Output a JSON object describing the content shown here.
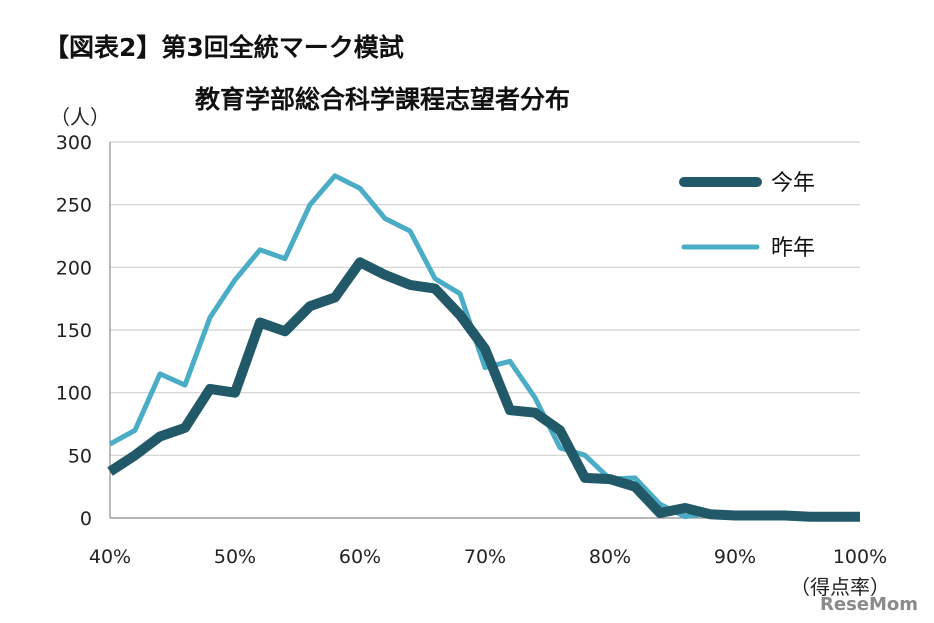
{
  "titles": {
    "line1": "【図表2】第3回全統マーク模試",
    "line2": "教育学部総合科学課程志望者分布"
  },
  "watermark": "ReseMom",
  "chart_data": {
    "type": "line",
    "ylabel": "（人）",
    "xlabel": "（得点率）",
    "ylim": [
      0,
      300
    ],
    "xlim": [
      40,
      100
    ],
    "y_ticks": [
      "0",
      "50",
      "100",
      "150",
      "200",
      "250",
      "300"
    ],
    "x_ticks": [
      "40%",
      "50%",
      "60%",
      "70%",
      "80%",
      "90%",
      "100%"
    ],
    "grid": "horizontal",
    "legend_position": "top-right",
    "x": [
      40,
      42,
      44,
      46,
      48,
      50,
      52,
      54,
      56,
      58,
      60,
      62,
      64,
      66,
      68,
      70,
      72,
      74,
      76,
      78,
      80,
      82,
      84,
      86,
      88,
      90,
      92,
      94,
      96,
      98,
      100
    ],
    "series": [
      {
        "name": "今年",
        "color": "#215968",
        "values": [
          37,
          50,
          65,
          72,
          103,
          100,
          156,
          149,
          169,
          176,
          204,
          194,
          186,
          183,
          162,
          135,
          86,
          84,
          70,
          32,
          31,
          25,
          4,
          8,
          3,
          2,
          2,
          2,
          1,
          1,
          1
        ]
      },
      {
        "name": "昨年",
        "color": "#4bacc6",
        "values": [
          59,
          70,
          115,
          106,
          160,
          190,
          214,
          207,
          250,
          273,
          263,
          239,
          229,
          191,
          179,
          120,
          125,
          96,
          56,
          50,
          31,
          32,
          11,
          1,
          4,
          1,
          0,
          0,
          0,
          0,
          0
        ]
      }
    ]
  }
}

SHORT TASK:
Quote the material exactly. Pictures stay out.

REPLY:
Output a JSON object describing the content shown here.
{
  "titles": {
    "line1": "【図表2】第3回全統マーク模試",
    "line2": "教育学部総合科学課程志望者分布"
  },
  "watermark": "ReseMom",
  "chart_data": {
    "type": "line",
    "ylabel": "（人）",
    "xlabel": "（得点率）",
    "ylim": [
      0,
      300
    ],
    "xlim": [
      40,
      100
    ],
    "y_ticks": [
      "0",
      "50",
      "100",
      "150",
      "200",
      "250",
      "300"
    ],
    "x_ticks": [
      "40%",
      "50%",
      "60%",
      "70%",
      "80%",
      "90%",
      "100%"
    ],
    "grid": "horizontal",
    "legend_position": "top-right",
    "x": [
      40,
      42,
      44,
      46,
      48,
      50,
      52,
      54,
      56,
      58,
      60,
      62,
      64,
      66,
      68,
      70,
      72,
      74,
      76,
      78,
      80,
      82,
      84,
      86,
      88,
      90,
      92,
      94,
      96,
      98,
      100
    ],
    "series": [
      {
        "name": "今年",
        "color": "#215968",
        "values": [
          37,
          50,
          65,
          72,
          103,
          100,
          156,
          149,
          169,
          176,
          204,
          194,
          186,
          183,
          162,
          135,
          86,
          84,
          70,
          32,
          31,
          25,
          4,
          8,
          3,
          2,
          2,
          2,
          1,
          1,
          1
        ]
      },
      {
        "name": "昨年",
        "color": "#4bacc6",
        "values": [
          59,
          70,
          115,
          106,
          160,
          190,
          214,
          207,
          250,
          273,
          263,
          239,
          229,
          191,
          179,
          120,
          125,
          96,
          56,
          50,
          31,
          32,
          11,
          1,
          4,
          1,
          0,
          0,
          0,
          0,
          0
        ]
      }
    ]
  }
}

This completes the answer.